* [Exercise task] Using the listing below, please gather every line containing the word "Once".

▼

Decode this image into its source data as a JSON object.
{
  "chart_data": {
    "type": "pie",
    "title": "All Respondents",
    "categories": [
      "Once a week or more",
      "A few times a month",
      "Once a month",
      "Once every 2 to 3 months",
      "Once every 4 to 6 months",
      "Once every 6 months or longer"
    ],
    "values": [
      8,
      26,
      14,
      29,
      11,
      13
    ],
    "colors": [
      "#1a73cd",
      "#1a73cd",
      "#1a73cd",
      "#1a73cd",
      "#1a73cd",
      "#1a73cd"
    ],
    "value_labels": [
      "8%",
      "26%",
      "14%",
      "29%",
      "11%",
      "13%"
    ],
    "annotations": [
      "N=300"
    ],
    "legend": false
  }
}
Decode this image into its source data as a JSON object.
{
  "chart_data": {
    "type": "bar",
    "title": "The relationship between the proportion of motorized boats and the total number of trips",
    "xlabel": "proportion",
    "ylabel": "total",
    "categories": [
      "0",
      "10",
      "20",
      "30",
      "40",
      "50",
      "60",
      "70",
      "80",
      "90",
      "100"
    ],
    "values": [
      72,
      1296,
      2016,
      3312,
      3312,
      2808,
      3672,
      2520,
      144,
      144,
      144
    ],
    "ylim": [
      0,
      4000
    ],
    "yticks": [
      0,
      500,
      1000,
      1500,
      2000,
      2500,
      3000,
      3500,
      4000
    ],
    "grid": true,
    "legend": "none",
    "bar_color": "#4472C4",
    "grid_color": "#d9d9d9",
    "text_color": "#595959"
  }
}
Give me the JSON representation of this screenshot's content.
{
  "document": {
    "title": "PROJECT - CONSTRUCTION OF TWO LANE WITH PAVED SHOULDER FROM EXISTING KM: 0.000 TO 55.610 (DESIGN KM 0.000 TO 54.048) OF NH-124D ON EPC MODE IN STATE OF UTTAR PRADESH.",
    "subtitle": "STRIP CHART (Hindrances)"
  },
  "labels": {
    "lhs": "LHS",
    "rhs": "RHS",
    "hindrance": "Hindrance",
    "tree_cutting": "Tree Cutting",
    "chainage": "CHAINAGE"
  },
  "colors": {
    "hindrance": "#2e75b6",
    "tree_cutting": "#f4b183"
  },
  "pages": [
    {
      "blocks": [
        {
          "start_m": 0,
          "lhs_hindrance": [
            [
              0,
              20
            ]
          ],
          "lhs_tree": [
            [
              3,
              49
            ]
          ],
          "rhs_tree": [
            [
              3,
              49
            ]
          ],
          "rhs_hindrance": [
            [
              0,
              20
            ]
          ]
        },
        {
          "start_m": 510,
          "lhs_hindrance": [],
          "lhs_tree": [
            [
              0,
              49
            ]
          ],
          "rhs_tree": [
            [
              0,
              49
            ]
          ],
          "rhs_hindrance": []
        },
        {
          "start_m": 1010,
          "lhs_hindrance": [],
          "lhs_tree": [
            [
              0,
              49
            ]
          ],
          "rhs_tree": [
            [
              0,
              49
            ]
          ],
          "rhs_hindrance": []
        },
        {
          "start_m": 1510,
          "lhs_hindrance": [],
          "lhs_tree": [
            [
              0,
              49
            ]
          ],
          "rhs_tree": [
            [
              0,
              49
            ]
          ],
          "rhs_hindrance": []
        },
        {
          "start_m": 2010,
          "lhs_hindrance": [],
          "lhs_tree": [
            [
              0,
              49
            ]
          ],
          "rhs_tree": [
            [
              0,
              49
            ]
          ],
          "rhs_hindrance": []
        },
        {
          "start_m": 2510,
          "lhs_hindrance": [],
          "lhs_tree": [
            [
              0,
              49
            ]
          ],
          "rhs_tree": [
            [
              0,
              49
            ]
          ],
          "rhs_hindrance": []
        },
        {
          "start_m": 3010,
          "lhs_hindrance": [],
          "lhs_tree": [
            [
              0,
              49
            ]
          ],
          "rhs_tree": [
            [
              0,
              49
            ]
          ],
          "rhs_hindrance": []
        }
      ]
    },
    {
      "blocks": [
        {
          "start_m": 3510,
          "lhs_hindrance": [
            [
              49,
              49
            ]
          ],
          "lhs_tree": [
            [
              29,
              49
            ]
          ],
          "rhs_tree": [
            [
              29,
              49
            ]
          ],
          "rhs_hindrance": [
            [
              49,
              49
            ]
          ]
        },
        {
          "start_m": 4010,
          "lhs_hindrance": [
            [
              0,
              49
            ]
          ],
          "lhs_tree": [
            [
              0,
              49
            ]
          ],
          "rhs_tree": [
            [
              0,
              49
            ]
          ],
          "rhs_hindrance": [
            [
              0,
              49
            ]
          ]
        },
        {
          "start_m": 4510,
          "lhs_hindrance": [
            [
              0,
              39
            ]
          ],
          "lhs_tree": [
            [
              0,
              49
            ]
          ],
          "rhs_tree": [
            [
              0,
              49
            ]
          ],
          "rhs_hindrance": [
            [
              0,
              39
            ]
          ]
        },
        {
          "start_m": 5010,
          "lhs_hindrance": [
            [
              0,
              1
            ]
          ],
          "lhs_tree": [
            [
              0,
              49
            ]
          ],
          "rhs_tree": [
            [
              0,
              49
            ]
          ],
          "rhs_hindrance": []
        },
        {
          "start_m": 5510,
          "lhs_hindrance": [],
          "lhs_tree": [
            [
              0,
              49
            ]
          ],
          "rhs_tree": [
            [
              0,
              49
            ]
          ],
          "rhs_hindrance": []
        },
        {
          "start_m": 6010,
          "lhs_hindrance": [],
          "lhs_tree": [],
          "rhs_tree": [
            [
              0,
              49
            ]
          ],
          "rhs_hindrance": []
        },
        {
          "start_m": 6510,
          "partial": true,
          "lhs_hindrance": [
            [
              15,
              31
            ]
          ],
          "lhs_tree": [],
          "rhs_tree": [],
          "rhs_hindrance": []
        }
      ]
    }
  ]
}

▲

* [Task result]
      "Once a week or more",
      "Once a month",
      "Once every 2 to 3 months",
      "Once every 4 to 6 months",
      "Once every 6 months or longer"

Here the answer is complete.